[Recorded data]
----
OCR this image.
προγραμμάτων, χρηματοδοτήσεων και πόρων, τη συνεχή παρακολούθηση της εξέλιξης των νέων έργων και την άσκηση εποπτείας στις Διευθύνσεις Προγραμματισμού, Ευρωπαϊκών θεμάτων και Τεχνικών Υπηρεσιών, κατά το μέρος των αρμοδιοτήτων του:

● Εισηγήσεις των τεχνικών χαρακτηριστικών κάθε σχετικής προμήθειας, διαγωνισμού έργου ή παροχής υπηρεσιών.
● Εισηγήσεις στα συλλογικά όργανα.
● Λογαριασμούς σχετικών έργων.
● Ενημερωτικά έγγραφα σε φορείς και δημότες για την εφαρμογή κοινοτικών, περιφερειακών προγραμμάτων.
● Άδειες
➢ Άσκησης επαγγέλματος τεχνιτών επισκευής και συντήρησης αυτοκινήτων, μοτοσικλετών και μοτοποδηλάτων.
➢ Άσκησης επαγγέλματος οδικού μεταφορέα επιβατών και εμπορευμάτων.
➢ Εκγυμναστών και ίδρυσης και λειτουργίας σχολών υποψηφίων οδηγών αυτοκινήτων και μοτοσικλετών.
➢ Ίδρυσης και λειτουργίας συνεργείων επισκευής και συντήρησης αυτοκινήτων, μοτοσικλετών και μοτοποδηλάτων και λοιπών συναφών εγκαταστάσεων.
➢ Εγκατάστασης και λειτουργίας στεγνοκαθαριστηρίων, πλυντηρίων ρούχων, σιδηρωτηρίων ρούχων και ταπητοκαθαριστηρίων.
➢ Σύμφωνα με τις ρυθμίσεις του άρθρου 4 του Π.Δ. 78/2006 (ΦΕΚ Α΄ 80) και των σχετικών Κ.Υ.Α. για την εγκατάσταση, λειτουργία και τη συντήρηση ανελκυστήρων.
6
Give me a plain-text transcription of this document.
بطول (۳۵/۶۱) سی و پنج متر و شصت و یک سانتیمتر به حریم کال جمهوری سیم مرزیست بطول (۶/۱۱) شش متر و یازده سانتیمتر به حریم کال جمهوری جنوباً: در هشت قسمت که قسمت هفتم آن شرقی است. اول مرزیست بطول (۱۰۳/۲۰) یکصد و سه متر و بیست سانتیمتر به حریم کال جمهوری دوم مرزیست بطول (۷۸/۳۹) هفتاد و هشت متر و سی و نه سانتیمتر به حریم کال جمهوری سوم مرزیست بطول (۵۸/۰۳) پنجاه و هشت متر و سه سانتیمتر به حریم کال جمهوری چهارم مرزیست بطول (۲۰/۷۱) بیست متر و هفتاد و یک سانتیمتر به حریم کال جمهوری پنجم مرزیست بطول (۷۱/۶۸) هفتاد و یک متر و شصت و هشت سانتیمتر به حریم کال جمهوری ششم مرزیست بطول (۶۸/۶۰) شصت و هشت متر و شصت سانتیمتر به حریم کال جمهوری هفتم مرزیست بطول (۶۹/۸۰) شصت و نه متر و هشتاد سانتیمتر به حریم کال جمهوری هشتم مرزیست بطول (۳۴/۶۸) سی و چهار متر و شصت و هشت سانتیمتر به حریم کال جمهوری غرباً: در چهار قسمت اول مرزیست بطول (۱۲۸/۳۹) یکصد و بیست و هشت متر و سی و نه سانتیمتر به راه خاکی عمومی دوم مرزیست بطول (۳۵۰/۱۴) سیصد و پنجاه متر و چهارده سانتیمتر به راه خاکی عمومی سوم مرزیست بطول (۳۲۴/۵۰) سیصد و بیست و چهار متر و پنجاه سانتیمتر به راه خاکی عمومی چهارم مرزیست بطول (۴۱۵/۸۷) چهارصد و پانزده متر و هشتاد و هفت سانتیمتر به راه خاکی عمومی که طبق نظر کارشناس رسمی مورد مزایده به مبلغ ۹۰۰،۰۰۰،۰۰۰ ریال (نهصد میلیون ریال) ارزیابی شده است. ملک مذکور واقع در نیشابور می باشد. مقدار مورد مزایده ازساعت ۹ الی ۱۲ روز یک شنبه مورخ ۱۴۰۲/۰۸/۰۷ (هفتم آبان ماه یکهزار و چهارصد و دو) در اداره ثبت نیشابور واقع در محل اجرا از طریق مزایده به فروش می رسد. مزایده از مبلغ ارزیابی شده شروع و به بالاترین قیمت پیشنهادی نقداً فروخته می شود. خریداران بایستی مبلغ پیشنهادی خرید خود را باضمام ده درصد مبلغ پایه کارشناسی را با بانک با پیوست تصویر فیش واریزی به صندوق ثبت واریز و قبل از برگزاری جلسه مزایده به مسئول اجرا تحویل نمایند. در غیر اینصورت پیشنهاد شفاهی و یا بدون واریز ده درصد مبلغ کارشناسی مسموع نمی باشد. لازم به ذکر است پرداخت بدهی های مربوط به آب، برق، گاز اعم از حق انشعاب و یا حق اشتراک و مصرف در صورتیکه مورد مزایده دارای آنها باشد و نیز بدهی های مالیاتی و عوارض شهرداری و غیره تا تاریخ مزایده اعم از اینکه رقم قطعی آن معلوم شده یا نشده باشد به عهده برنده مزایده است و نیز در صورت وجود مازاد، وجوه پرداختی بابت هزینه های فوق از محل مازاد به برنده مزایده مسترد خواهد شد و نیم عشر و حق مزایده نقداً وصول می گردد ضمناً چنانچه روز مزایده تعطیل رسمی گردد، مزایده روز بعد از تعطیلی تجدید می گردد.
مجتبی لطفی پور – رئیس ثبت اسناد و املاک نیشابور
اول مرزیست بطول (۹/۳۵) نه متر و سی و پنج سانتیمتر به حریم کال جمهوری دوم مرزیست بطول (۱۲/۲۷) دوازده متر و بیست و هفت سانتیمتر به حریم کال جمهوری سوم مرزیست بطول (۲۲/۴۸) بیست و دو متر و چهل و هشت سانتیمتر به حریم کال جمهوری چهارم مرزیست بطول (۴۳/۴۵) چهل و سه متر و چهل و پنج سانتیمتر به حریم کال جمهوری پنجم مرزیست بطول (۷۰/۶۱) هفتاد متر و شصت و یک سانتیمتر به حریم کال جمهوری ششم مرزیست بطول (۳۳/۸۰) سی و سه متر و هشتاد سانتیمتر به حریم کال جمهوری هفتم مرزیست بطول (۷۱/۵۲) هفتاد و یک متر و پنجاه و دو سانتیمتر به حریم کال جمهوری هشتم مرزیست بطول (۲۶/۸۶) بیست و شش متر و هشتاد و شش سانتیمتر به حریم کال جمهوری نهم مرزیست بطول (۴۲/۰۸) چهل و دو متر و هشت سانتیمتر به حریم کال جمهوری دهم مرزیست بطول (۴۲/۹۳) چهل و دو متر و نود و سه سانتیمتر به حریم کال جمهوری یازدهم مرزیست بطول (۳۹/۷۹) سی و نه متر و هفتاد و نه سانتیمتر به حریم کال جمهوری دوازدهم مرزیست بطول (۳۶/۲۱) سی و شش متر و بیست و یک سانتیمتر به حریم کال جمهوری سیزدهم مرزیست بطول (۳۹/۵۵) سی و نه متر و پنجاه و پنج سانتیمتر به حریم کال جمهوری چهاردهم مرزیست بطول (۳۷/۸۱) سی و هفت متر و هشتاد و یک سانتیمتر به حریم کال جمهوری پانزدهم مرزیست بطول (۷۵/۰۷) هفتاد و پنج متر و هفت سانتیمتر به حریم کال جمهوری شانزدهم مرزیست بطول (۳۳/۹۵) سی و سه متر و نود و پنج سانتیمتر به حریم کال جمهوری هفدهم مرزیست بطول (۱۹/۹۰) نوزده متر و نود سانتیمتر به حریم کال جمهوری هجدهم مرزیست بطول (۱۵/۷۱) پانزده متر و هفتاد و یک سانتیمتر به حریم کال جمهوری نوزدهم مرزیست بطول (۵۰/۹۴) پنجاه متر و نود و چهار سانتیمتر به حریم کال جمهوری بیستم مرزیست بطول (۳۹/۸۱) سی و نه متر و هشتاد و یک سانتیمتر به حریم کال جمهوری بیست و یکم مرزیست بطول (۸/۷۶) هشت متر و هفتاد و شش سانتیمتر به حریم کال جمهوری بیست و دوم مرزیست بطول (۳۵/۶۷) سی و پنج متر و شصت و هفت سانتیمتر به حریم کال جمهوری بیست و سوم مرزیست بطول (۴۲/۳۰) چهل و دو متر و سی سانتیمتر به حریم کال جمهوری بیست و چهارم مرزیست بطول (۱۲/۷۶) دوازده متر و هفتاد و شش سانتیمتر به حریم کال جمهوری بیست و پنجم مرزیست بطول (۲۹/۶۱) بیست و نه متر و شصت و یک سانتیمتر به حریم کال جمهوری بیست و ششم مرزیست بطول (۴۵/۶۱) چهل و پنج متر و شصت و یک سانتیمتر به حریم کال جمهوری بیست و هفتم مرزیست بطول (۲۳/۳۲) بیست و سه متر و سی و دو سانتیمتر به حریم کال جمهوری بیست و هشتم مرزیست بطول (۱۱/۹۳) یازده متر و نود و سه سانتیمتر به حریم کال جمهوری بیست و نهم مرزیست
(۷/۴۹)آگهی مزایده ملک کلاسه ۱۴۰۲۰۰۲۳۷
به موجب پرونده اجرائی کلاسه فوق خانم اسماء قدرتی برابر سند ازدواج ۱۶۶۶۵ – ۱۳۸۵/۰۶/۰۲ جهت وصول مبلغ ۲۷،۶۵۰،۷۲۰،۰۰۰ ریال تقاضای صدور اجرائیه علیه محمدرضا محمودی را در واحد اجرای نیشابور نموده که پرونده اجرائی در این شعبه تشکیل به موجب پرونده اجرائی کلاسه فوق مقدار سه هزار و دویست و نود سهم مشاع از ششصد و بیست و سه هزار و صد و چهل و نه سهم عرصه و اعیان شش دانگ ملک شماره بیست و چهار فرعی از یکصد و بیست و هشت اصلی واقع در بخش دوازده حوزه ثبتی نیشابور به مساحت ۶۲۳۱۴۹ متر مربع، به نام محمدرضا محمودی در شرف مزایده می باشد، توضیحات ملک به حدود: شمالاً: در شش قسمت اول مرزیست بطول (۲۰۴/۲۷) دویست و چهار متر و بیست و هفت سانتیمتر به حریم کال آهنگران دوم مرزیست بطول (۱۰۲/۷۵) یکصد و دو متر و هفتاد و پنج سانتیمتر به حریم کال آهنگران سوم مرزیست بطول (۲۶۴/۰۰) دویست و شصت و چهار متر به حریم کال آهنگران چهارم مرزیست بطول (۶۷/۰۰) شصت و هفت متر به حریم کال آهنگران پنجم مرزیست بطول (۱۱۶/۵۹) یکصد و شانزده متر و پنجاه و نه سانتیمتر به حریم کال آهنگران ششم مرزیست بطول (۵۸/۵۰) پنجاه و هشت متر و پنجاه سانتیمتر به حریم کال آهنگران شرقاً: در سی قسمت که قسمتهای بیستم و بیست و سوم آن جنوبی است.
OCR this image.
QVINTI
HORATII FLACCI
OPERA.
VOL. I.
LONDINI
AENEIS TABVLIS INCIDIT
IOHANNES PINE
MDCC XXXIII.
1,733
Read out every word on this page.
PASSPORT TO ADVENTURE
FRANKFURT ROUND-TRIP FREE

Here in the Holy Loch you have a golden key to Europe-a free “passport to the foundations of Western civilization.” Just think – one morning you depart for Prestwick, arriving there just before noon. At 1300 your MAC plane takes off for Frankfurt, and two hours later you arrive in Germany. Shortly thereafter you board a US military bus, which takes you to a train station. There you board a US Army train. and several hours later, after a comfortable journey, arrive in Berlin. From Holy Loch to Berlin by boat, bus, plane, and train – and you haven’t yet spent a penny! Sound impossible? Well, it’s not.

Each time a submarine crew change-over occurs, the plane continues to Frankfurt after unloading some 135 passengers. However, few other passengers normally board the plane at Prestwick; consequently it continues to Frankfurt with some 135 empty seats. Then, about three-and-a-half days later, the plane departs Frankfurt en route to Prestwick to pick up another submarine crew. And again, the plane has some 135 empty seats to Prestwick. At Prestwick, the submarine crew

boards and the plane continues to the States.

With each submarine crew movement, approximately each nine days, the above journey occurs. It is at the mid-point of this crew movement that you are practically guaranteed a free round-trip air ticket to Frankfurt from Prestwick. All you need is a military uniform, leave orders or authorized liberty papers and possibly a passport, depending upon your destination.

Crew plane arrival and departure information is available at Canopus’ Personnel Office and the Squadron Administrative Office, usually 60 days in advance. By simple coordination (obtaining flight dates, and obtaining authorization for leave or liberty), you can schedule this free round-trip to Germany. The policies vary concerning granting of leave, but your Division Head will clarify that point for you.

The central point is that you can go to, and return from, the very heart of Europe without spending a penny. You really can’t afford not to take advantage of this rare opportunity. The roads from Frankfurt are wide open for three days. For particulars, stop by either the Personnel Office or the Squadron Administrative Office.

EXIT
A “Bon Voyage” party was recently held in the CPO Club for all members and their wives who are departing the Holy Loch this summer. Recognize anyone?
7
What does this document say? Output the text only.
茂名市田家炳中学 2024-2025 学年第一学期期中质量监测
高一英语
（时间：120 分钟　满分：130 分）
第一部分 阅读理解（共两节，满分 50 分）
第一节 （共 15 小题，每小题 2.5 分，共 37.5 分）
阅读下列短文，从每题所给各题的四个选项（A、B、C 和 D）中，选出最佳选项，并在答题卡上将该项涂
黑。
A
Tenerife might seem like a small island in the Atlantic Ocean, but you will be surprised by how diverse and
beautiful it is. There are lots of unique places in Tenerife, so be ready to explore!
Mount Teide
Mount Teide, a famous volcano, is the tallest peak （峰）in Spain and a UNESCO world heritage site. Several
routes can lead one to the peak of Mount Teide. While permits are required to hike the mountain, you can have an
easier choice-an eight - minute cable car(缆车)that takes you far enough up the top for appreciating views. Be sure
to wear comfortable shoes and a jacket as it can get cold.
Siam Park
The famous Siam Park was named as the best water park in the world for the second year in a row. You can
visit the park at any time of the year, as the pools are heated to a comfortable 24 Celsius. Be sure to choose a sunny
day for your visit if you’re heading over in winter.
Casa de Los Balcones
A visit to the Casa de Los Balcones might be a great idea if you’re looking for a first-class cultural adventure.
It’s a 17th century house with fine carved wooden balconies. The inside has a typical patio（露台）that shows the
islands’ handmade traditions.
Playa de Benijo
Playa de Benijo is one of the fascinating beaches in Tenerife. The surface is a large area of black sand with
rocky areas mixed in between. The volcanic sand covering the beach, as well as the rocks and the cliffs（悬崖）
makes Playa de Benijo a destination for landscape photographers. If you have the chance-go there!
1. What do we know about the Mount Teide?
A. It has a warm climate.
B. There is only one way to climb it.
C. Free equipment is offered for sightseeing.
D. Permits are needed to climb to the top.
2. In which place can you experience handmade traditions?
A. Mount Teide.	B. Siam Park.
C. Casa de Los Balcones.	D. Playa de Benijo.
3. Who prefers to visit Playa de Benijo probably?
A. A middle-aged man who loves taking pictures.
----
▶ THE PROBLEM: Which lines of the data include "λειτουργίας"? Copy each of them.

▶ THE REPLY:
➢ Εκγυμναστών και ίδρυσης και λειτουργίας σχολών υποψηφίων οδηγών αυτοκινήτων και μοτοσικλετών.
➢ Ίδρυσης και λειτουργίας συνεργείων επισκευής και συντήρησης αυτοκινήτων, μοτοσικλετών και μοτοποδηλάτων και λοιπών συναφών εγκαταστάσεων.
➢ Εγκατάστασης και λειτουργίας στεγνοκαθαριστηρίων, πλυντηρίων ρούχων, σιδηρωτηρίων ρούχων και ταπητοκαθαριστηρίων.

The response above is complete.